(Data records)
Begin
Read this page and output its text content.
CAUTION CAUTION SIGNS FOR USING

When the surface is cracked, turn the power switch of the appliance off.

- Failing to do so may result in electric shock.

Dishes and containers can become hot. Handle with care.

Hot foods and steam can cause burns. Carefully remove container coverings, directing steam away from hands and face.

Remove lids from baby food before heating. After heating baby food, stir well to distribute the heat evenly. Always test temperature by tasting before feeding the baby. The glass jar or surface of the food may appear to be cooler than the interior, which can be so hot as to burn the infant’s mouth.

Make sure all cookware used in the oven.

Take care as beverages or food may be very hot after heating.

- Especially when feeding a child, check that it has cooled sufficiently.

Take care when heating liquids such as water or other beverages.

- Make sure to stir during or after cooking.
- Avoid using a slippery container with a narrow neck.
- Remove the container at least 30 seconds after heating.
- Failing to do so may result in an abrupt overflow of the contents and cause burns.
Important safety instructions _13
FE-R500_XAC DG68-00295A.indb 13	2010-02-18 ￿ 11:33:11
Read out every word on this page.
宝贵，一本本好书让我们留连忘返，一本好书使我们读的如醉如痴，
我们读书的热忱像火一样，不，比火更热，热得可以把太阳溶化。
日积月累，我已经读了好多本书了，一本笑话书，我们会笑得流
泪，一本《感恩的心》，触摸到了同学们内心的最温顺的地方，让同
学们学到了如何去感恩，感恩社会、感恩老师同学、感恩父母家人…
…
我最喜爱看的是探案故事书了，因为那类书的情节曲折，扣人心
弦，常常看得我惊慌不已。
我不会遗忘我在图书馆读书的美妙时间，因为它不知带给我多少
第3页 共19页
End
Request >>
Count how many lines above include the word "sure" and answer with that figure only.

Written answer >>
2